#### [TASK TO COMPLETE]
In the entries that follow, how many lines hold the string "What"? Give only that number.

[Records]
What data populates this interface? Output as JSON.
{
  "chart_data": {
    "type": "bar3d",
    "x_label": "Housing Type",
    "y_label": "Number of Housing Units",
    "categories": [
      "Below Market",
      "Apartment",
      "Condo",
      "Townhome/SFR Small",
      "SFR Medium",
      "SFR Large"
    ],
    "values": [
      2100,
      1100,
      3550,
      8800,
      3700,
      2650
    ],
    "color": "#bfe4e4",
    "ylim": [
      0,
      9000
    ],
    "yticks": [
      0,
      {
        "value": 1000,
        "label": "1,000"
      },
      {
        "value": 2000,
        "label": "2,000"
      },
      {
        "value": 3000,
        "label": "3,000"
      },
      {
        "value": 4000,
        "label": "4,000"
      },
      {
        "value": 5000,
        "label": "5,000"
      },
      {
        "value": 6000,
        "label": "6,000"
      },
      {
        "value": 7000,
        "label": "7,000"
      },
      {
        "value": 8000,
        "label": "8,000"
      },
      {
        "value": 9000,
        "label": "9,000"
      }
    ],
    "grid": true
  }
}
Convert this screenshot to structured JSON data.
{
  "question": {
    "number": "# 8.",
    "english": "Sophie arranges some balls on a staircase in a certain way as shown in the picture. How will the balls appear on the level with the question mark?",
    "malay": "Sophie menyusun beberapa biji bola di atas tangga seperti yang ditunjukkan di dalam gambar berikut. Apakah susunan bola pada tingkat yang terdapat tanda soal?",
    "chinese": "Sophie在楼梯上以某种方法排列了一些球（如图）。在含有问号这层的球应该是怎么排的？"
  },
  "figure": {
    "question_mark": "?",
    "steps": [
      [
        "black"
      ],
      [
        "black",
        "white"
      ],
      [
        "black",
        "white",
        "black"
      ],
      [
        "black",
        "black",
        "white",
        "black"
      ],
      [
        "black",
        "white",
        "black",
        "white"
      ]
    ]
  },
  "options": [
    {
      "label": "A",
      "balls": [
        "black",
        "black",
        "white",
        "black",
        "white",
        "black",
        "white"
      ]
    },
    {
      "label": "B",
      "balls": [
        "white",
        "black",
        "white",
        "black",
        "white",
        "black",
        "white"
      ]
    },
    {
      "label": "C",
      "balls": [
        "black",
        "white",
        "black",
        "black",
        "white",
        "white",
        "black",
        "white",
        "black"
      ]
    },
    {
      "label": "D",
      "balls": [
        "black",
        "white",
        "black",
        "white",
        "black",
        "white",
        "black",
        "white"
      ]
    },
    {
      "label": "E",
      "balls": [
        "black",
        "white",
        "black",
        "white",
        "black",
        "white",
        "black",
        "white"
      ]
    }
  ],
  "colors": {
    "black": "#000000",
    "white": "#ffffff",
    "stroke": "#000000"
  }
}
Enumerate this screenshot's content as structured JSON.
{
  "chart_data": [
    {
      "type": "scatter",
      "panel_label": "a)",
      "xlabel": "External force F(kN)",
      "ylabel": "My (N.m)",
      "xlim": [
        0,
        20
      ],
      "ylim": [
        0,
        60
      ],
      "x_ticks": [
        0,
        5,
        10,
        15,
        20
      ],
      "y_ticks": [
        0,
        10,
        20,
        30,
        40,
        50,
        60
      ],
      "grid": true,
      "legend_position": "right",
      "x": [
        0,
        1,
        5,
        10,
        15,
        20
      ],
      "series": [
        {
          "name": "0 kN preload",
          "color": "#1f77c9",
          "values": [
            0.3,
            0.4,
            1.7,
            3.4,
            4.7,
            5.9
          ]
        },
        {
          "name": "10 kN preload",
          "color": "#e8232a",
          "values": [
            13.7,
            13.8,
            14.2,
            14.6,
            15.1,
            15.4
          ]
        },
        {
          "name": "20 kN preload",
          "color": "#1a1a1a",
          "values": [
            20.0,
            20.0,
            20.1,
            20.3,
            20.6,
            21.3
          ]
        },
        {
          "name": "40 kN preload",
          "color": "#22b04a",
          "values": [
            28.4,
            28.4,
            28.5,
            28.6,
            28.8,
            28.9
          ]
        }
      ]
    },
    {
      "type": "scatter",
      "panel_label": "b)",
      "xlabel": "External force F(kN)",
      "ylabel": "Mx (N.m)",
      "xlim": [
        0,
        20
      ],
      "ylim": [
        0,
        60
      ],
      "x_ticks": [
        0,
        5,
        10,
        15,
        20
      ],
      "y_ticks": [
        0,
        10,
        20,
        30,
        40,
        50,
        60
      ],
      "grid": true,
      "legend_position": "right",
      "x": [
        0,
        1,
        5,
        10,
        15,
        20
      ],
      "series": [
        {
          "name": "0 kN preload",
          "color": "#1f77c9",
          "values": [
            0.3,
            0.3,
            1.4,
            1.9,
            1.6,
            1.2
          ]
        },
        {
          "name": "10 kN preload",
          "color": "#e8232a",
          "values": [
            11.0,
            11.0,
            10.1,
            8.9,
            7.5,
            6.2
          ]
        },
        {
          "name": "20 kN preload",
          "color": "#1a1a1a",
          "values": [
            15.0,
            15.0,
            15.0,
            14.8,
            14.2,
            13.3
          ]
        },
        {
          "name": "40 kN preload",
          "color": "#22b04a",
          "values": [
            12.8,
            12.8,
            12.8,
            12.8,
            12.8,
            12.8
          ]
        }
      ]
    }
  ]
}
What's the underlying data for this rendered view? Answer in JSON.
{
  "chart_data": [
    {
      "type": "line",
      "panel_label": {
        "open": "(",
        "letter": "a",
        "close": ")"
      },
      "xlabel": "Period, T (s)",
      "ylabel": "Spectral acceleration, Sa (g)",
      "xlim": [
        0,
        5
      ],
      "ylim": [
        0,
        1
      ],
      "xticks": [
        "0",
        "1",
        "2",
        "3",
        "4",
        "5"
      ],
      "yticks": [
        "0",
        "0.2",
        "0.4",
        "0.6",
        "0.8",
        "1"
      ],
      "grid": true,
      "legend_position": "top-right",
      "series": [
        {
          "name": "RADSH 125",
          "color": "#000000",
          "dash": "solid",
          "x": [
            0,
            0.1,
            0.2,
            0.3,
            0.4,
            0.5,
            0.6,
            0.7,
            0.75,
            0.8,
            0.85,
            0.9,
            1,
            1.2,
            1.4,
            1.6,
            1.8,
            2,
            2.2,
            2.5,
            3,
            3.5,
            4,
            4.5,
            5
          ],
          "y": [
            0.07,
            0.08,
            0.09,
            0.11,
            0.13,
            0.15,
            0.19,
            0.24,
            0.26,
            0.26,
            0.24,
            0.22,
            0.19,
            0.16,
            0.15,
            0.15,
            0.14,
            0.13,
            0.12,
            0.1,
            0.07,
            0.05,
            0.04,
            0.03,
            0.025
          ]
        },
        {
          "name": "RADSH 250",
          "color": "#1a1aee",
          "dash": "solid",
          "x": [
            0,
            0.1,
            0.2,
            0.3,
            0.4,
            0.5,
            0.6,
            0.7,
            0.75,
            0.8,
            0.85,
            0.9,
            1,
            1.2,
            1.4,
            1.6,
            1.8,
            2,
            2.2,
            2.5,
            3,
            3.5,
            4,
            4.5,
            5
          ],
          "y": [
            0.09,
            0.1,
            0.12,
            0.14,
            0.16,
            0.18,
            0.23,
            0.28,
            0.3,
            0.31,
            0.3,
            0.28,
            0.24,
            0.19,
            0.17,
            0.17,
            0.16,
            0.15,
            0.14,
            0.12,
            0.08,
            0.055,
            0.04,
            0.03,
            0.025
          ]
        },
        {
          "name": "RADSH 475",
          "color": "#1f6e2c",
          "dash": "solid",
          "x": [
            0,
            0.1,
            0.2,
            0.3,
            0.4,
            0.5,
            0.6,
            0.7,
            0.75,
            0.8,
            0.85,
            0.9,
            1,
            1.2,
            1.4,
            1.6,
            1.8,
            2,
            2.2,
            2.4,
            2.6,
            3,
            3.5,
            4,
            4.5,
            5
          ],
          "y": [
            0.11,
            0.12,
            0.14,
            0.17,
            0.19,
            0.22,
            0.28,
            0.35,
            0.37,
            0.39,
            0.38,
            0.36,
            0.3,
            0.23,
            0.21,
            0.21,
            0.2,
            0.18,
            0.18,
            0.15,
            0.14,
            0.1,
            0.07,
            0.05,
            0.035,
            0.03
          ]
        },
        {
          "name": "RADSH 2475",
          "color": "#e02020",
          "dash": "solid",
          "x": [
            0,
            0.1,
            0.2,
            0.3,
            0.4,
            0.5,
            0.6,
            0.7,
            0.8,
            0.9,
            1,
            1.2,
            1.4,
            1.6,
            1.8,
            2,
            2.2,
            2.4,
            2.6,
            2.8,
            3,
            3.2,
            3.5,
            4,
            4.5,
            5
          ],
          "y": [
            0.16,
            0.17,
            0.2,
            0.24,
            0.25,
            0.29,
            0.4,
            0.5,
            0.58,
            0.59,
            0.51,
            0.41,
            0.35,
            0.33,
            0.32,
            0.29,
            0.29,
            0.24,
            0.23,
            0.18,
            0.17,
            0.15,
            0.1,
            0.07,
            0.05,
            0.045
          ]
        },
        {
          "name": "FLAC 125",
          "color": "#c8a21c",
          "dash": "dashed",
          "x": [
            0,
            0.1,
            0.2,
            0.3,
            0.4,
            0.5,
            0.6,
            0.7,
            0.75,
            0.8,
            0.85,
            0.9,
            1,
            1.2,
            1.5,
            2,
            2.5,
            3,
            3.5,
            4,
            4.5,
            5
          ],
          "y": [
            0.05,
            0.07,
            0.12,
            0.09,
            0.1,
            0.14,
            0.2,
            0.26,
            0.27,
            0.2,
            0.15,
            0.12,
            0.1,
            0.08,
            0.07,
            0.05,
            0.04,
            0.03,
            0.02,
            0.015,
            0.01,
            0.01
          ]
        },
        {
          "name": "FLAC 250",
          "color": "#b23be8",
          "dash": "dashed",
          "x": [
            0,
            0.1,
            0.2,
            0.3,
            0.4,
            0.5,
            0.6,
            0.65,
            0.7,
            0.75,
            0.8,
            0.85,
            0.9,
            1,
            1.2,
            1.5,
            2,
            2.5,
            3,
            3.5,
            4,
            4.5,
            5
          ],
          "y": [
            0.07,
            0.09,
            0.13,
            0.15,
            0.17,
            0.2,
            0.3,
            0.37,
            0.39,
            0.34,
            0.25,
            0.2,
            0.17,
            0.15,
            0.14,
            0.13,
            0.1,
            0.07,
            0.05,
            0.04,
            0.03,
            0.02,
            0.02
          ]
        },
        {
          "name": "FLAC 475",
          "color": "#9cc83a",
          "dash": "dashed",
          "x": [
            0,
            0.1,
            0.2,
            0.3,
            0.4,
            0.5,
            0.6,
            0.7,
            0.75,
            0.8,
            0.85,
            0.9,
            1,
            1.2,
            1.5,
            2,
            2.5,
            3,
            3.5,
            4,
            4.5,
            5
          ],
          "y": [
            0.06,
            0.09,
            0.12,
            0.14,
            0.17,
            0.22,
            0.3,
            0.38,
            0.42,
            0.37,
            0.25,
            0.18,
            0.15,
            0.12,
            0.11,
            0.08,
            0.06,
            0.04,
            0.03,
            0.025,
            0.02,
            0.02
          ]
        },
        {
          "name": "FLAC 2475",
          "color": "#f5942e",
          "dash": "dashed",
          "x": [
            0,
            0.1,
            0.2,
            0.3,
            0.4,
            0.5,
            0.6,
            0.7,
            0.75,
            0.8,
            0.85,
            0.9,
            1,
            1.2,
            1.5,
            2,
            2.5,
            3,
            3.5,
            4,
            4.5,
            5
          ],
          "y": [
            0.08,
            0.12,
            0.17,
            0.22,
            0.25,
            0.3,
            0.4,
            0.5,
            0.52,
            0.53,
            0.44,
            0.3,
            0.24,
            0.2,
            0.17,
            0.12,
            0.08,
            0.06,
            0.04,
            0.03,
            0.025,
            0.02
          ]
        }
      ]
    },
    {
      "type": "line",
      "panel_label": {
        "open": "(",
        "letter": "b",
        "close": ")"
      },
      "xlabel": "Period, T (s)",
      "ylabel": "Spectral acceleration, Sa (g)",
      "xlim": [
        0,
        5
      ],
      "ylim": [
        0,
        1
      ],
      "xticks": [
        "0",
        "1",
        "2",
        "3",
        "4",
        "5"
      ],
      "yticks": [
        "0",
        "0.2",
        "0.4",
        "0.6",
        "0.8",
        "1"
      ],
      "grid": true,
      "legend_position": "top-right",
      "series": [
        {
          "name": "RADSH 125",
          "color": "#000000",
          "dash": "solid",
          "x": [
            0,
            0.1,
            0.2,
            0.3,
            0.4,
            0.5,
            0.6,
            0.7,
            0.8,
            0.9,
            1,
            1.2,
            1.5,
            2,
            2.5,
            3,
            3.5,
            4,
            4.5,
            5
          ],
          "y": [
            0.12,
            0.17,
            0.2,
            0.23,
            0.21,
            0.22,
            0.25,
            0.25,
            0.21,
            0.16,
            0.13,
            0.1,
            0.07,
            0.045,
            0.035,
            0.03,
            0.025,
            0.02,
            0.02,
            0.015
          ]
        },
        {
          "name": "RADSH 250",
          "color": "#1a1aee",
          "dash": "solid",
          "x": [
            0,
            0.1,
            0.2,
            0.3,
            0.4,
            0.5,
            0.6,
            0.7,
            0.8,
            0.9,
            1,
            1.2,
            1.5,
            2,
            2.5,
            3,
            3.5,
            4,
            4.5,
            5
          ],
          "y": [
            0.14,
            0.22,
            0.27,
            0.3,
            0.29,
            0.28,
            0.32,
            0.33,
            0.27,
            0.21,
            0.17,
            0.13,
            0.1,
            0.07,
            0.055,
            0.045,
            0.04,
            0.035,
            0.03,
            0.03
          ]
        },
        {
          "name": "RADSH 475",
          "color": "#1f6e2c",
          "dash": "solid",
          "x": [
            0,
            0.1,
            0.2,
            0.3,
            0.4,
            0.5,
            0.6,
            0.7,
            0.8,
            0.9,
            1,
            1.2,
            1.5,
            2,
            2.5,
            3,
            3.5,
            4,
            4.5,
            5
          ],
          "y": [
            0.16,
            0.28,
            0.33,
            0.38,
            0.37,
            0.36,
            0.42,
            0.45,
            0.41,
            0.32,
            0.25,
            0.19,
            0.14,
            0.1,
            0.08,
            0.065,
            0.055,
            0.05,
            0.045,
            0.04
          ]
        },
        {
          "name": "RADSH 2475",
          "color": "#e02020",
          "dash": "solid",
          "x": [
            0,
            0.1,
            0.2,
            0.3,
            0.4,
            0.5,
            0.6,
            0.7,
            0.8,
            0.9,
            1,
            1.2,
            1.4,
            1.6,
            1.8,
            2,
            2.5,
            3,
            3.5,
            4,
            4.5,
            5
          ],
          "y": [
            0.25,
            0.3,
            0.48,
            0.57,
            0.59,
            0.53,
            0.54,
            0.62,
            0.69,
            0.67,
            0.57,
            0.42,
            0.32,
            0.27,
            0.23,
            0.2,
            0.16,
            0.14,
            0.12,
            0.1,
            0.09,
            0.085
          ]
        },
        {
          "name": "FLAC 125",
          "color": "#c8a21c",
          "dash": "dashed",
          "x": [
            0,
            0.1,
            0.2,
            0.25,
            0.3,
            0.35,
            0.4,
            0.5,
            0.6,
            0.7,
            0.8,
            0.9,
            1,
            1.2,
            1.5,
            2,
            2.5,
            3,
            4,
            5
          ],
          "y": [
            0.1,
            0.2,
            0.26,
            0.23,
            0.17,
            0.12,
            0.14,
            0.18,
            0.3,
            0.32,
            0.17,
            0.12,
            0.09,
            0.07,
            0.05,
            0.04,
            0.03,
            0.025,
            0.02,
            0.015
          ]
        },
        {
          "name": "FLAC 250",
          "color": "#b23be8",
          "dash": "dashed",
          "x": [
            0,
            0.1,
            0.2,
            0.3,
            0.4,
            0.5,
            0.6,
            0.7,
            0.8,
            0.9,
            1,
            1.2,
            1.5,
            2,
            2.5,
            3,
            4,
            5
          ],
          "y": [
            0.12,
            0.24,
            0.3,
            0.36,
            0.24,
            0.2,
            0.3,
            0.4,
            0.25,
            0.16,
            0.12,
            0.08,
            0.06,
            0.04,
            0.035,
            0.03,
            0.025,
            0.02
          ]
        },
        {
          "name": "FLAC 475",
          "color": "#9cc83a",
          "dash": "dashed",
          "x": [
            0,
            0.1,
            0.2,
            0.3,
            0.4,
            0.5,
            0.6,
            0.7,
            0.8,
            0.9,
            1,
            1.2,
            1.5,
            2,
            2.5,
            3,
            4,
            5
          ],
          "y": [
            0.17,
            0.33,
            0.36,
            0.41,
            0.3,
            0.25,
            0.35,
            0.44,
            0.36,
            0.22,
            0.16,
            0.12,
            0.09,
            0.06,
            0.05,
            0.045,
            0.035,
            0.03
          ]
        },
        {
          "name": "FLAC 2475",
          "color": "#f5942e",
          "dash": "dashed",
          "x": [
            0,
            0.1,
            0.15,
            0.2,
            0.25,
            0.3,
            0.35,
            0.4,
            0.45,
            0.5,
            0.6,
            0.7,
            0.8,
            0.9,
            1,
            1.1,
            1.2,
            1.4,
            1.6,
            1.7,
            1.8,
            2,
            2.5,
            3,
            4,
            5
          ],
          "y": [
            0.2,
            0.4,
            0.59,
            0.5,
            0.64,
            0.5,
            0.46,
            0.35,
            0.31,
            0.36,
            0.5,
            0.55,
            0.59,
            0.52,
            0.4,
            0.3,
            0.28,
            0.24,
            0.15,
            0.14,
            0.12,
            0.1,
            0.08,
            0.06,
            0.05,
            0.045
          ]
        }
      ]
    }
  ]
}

#### [TASK RESULT]
2